### [WHAT TO DO]
Report how many lines of the records below include the word "phase". Give nothing but the number.

Structured figure records:

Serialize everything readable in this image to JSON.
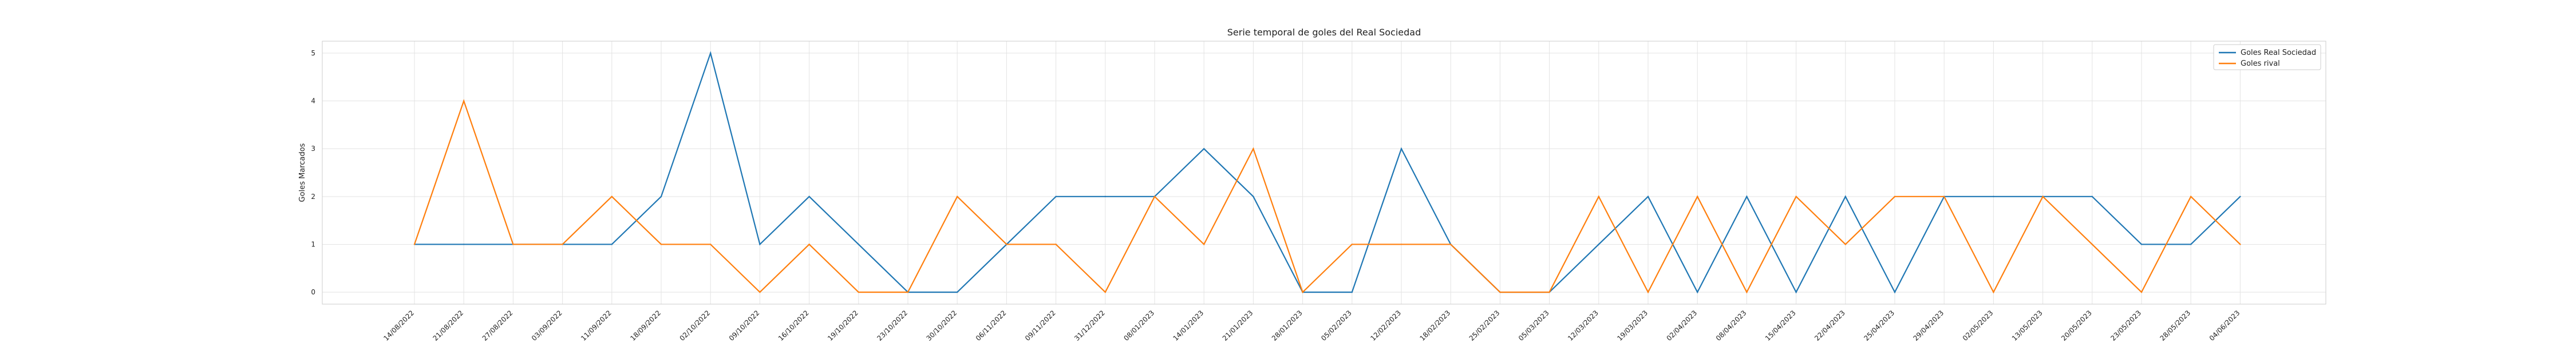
{
  "chart_data": {
    "type": "line",
    "title": "Serie temporal de goles del Real Sociedad",
    "xlabel": "",
    "ylabel": "Goles Marcados",
    "ylim": [
      -0.25,
      5.25
    ],
    "yticks": [
      0,
      1,
      2,
      3,
      4,
      5
    ],
    "grid": true,
    "legend_position": "top-right",
    "categories": [
      "14/08/2022",
      "21/08/2022",
      "27/08/2022",
      "03/09/2022",
      "11/09/2022",
      "18/09/2022",
      "02/10/2022",
      "09/10/2022",
      "16/10/2022",
      "19/10/2022",
      "23/10/2022",
      "30/10/2022",
      "06/11/2022",
      "09/11/2022",
      "31/12/2022",
      "08/01/2023",
      "14/01/2023",
      "21/01/2023",
      "28/01/2023",
      "05/02/2023",
      "12/02/2023",
      "18/02/2023",
      "25/02/2023",
      "05/03/2023",
      "12/03/2023",
      "19/03/2023",
      "02/04/2023",
      "08/04/2023",
      "15/04/2023",
      "22/04/2023",
      "25/04/2023",
      "29/04/2023",
      "02/05/2023",
      "13/05/2023",
      "20/05/2023",
      "23/05/2023",
      "28/05/2023",
      "04/06/2023"
    ],
    "series": [
      {
        "name": "Goles Real Sociedad",
        "color": "#1f77b4",
        "values": [
          1,
          1,
          1,
          1,
          1,
          2,
          5,
          1,
          2,
          1,
          0,
          0,
          1,
          2,
          2,
          2,
          3,
          2,
          0,
          0,
          3,
          1,
          0,
          0,
          1,
          2,
          0,
          2,
          0,
          2,
          0,
          2,
          2,
          2,
          2,
          1,
          1,
          2
        ]
      },
      {
        "name": "Goles rival",
        "color": "#ff7f0e",
        "values": [
          1,
          4,
          1,
          1,
          2,
          1,
          1,
          0,
          1,
          0,
          0,
          2,
          1,
          1,
          0,
          2,
          1,
          3,
          0,
          1,
          1,
          1,
          0,
          0,
          2,
          0,
          2,
          0,
          2,
          1,
          2,
          2,
          0,
          2,
          1,
          0,
          2,
          1
        ]
      }
    ]
  }
}
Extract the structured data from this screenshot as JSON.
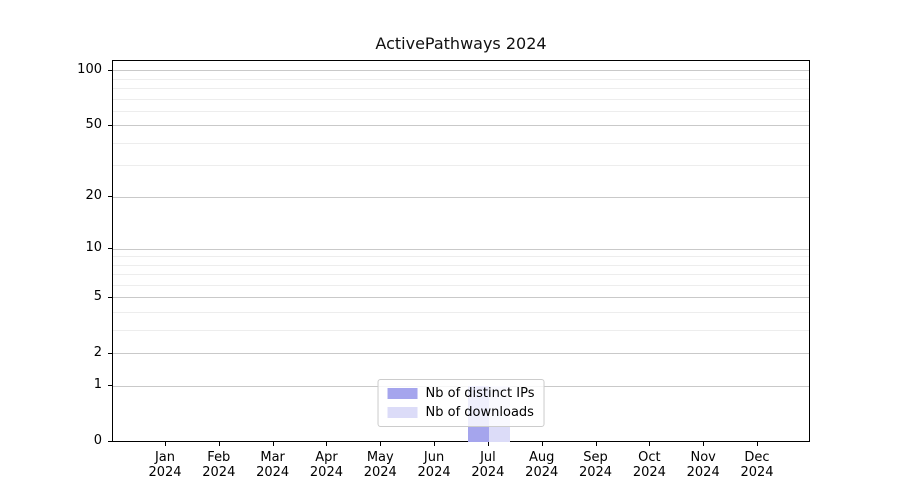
{
  "chart_data": {
    "type": "bar",
    "title": "ActivePathways 2024",
    "categories": [
      "Jan",
      "Feb",
      "Mar",
      "Apr",
      "May",
      "Jun",
      "Jul",
      "Aug",
      "Sep",
      "Oct",
      "Nov",
      "Dec"
    ],
    "x_tick_year": "2024",
    "series": [
      {
        "name": "Nb of distinct IPs",
        "color": "#a5a5ed",
        "values": [
          0,
          0,
          0,
          0,
          0,
          0,
          1,
          0,
          0,
          0,
          0,
          0
        ]
      },
      {
        "name": "Nb of downloads",
        "color": "#dcdcf8",
        "values": [
          0,
          0,
          0,
          0,
          0,
          0,
          1,
          0,
          0,
          0,
          0,
          0
        ]
      }
    ],
    "yscale": "log1p",
    "ylim": [
      0,
      113
    ],
    "y_major_ticks": [
      0,
      1,
      2,
      5,
      10,
      20,
      50,
      100
    ],
    "y_minor_ticks": [
      3,
      4,
      6,
      7,
      8,
      9,
      30,
      40,
      60,
      70,
      80,
      90
    ],
    "grid": "horizontal-only",
    "legend_position": "lower-center"
  },
  "colors": {
    "background": "#ffffff",
    "axis": "#000000",
    "grid_major": "#c9c9c9",
    "grid_minor": "#ededed",
    "legend_border": "#cccccc",
    "text": "#000000"
  }
}
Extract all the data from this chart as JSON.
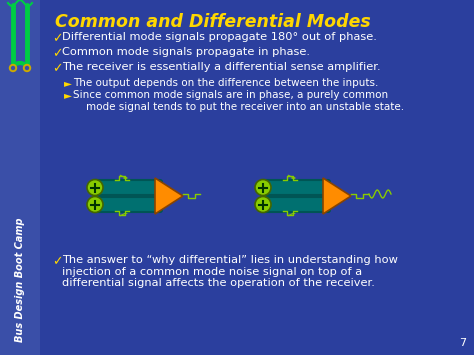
{
  "title": "Common and Differential Modes",
  "title_color": "#FFD700",
  "bg_color": "#2B3F9E",
  "sidebar_bg": "#3A4FA8",
  "sidebar_text": "Bus Design Boot Camp",
  "sidebar_text_color": "#FFFFFF",
  "bullet_color": "#FFFFFF",
  "bullet_check": "✓",
  "bullet_arrow": "►",
  "yellow": "#FFD700",
  "white": "#FFFFFF",
  "bullets": [
    "Differential mode signals propagate 180° out of phase.",
    "Common mode signals propagate in phase.",
    "The receiver is essentially a differential sense amplifier."
  ],
  "sub_bullets": [
    "The output depends on the difference between the inputs.",
    "Since common mode signals are in phase, a purely common\n    mode signal tends to put the receiver into an unstable state."
  ],
  "bottom_bullet": "The answer to “why differential” lies in understanding how\ninjection of a common mode noise signal on top of a\ndifferential signal affects the operation of the receiver.",
  "teal_dark": "#005555",
  "teal_mid": "#007070",
  "orange_color": "#FF8C00",
  "green_circle": "#88CC00",
  "signal_color": "#88CC00",
  "page_num": "7",
  "figsize": [
    4.74,
    3.55
  ],
  "dpi": 100
}
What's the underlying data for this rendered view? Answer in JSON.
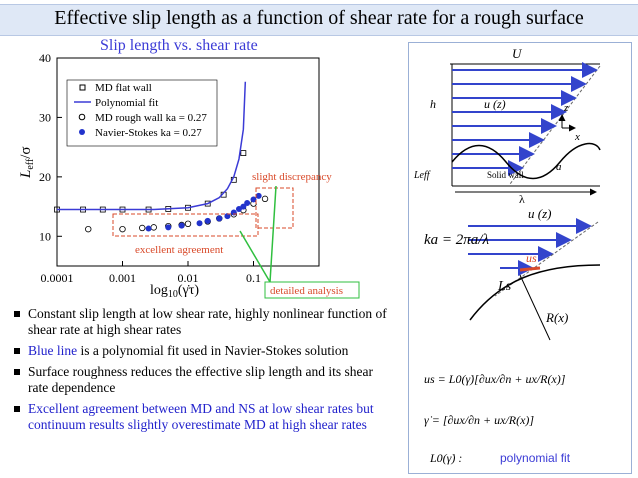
{
  "header": {
    "title": "Effective slip length as a function of shear rate for a rough surface"
  },
  "chart": {
    "title": "Slip length vs. shear rate"
  },
  "chart_data": {
    "type": "scatter",
    "xscale": "log",
    "xlim": [
      0.0001,
      1
    ],
    "ylim": [
      5,
      40
    ],
    "xlabel": "log10(γ̇τ)",
    "ylabel": "Leff/σ",
    "xticks": [
      "0.0001",
      "0.001",
      "0.01",
      "0.1"
    ],
    "yticks": [
      "10",
      "20",
      "30",
      "40"
    ],
    "legend": [
      "MD flat wall",
      "Polynomial fit",
      "MD rough wall ka = 0.27",
      "Navier-Stokes ka = 0.27"
    ],
    "legend_placement": "top-left",
    "series": [
      {
        "name": "MD flat wall",
        "marker": "open-square",
        "x": [
          0.0001,
          0.00025,
          0.0005,
          0.001,
          0.0025,
          0.005,
          0.01,
          0.02,
          0.035,
          0.05,
          0.07
        ],
        "y": [
          14.5,
          14.5,
          14.5,
          14.5,
          14.5,
          14.6,
          14.8,
          15.5,
          17,
          19.5,
          24
        ]
      },
      {
        "name": "Polynomial fit",
        "marker": "line",
        "x": [
          0.0001,
          0.0003,
          0.001,
          0.003,
          0.01,
          0.02,
          0.03,
          0.04,
          0.05,
          0.06,
          0.07,
          0.075
        ],
        "y": [
          14.5,
          14.5,
          14.5,
          14.5,
          14.8,
          15.5,
          16.5,
          18,
          20,
          23,
          28,
          36
        ]
      },
      {
        "name": "MD rough wall ka = 0.27",
        "marker": "open-circle",
        "x": [
          0.0003,
          0.001,
          0.002,
          0.003,
          0.005,
          0.008,
          0.01,
          0.02,
          0.03,
          0.05,
          0.07,
          0.1,
          0.15
        ],
        "y": [
          11.2,
          11.2,
          11.4,
          11.5,
          11.7,
          11.9,
          12.1,
          12.5,
          13,
          13.7,
          14.4,
          15.5,
          16.3
        ]
      },
      {
        "name": "Navier-Stokes ka = 0.27",
        "marker": "filled-circle",
        "x": [
          0.0025,
          0.005,
          0.008,
          0.015,
          0.02,
          0.03,
          0.04,
          0.05,
          0.06,
          0.07,
          0.08,
          0.1,
          0.12
        ],
        "y": [
          11.3,
          11.5,
          11.8,
          12.2,
          12.6,
          13,
          13.4,
          14,
          14.6,
          15,
          15.6,
          16.2,
          16.8
        ]
      }
    ],
    "annotations": [
      "slight discrepancy",
      "excellent agreement",
      "detailed analysis"
    ]
  },
  "colors": {
    "title_bg": "#dfe8f6",
    "accent_blue": "#3b3bd6",
    "annotation_red": "#d94a2a",
    "annotation_green": "#2fbf3f"
  },
  "bullets": [
    {
      "text": "Constant slip length at low shear rate, highly nonlinear function of shear rate at high shear rates"
    },
    {
      "blue": "Blue line",
      "rest": " is a polynomial fit used in Navier-Stokes solution"
    },
    {
      "text": "Surface roughness reduces the effective slip length and its shear rate dependence"
    },
    {
      "text": "Excellent agreement between MD and NS at low shear rates but continuum results slightly overestimate MD at high shear rates"
    }
  ],
  "schematic": {
    "U": "U",
    "h": "h",
    "uz": "u (z)",
    "z": "z",
    "x": "x",
    "a": "a",
    "leff": "Leff",
    "solid_wall": "Solid wall",
    "lambda": "λ",
    "uz2": "u (z)",
    "ka": "ka = 2πa/λ",
    "us": "us",
    "Ls": "Ls",
    "Rx": "R(x)",
    "eq1": "us = L0(γ̇)[∂ux/∂n + ux/R(x)]",
    "eq2": "γ̇ = [∂ux/∂n + ux/R(x)]",
    "L0_label": "L0(γ̇) :",
    "poly_fit": "polynomial fit"
  }
}
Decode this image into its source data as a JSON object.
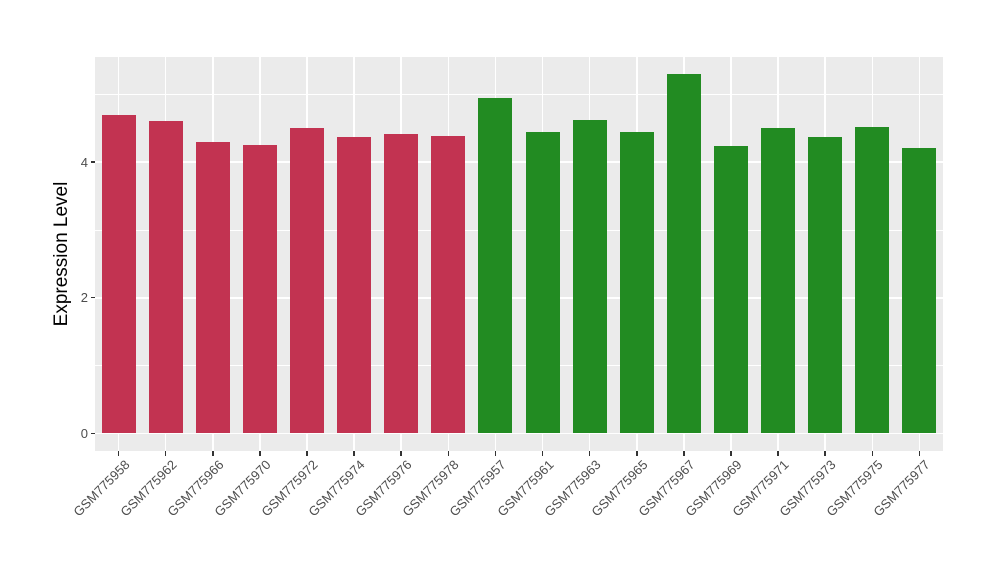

### [EXERCISE RESULT]
3